(Records from a collection)
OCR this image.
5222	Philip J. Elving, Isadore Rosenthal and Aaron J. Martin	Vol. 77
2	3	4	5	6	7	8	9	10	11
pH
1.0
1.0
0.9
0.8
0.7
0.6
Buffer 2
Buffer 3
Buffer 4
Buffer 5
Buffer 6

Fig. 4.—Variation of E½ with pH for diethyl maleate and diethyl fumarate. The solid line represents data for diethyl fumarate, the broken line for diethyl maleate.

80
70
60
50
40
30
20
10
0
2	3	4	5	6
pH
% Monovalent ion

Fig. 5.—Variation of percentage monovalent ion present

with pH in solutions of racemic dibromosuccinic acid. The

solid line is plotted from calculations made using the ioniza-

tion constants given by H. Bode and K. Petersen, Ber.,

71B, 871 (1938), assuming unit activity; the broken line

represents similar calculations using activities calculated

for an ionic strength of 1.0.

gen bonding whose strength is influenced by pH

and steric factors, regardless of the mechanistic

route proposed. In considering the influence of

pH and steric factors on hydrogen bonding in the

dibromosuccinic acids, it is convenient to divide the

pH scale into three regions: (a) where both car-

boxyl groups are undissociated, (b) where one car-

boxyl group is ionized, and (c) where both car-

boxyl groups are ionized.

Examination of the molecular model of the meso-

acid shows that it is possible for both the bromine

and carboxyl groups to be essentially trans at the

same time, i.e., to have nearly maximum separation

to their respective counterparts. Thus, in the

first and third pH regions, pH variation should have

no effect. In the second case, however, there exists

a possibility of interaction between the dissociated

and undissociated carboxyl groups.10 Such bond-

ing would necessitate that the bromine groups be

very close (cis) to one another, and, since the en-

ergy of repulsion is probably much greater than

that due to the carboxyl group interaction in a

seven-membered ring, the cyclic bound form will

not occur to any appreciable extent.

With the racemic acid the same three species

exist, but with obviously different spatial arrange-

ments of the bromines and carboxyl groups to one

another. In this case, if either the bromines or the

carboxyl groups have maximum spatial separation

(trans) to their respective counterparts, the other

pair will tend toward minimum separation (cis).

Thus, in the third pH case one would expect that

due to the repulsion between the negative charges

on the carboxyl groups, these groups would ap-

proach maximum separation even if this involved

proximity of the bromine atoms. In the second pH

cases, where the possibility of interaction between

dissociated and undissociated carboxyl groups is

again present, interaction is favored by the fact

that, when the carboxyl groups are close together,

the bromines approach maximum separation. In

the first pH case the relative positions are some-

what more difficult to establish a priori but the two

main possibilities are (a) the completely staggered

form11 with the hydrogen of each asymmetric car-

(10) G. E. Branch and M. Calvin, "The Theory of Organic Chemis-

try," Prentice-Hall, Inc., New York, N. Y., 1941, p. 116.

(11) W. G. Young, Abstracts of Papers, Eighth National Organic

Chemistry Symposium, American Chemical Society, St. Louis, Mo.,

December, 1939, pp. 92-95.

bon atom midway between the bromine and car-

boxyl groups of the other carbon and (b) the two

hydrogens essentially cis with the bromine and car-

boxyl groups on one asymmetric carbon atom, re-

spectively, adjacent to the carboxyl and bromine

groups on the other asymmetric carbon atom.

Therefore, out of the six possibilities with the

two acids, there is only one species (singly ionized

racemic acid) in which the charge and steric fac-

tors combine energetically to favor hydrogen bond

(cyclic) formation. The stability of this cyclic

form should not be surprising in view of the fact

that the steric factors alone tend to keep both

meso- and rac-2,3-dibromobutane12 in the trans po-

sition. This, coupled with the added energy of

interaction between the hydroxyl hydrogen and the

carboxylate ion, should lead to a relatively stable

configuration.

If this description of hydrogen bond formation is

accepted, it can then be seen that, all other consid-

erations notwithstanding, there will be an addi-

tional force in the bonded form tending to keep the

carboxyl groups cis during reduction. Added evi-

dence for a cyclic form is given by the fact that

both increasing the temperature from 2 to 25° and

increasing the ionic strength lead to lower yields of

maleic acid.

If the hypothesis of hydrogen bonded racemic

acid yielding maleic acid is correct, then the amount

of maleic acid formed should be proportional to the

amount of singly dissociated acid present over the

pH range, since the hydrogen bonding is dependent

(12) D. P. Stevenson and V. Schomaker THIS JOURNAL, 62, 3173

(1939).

What you should do: Each line containing "first" counts once; state the total number of such lines and nothing else.

Response for this exercise: 2